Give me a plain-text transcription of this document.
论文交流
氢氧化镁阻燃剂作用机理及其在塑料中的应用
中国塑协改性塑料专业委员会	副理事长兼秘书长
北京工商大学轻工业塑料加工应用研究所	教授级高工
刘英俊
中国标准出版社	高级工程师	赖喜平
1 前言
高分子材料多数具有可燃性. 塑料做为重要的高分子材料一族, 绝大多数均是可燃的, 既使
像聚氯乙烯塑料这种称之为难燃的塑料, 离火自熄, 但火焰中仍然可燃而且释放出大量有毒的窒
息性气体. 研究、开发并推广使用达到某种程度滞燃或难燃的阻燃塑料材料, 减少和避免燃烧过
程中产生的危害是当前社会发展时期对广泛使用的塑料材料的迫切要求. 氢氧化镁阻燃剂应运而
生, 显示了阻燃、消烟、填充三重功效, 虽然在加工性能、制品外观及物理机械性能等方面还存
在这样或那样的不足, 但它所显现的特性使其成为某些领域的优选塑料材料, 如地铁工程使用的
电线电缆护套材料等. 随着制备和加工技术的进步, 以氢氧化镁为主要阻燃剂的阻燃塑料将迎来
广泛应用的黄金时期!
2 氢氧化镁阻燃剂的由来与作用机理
__________________________________________________
§ **What you need to do**
Extract the complete data, matching each line exactly.

§ **The answer**
Give me a plain-text transcription of this document.
论文交流
氢氧化镁阻燃剂作用机理及其在塑料中的应用
中国塑协改性塑料专业委员会	副理事长兼秘书长
北京工商大学轻工业塑料加工应用研究所	教授级高工
刘英俊
中国标准出版社	高级工程师	赖喜平
1 前言
高分子材料多数具有可燃性. 塑料做为重要的高分子材料一族, 绝大多数均是可燃的, 既使
像聚氯乙烯塑料这种称之为难燃的塑料, 离火自熄, 但火焰中仍然可燃而且释放出大量有毒的窒
息性气体. 研究、开发并推广使用达到某种程度滞燃或难燃的阻燃塑料材料, 减少和避免燃烧过
程中产生的危害是当前社会发展时期对广泛使用的塑料材料的迫切要求. 氢氧化镁阻燃剂应运而
生, 显示了阻燃、消烟、填充三重功效, 虽然在加工性能、制品外观及物理机械性能等方面还存
在这样或那样的不足, 但它所显现的特性使其成为某些领域的优选塑料材料, 如地铁工程使用的
电线电缆护套材料等. 随着制备和加工技术的进步, 以氢氧化镁为主要阻燃剂的阻燃塑料将迎来
广泛应用的黄金时期!
2 氢氧化镁阻燃剂的由来与作用机理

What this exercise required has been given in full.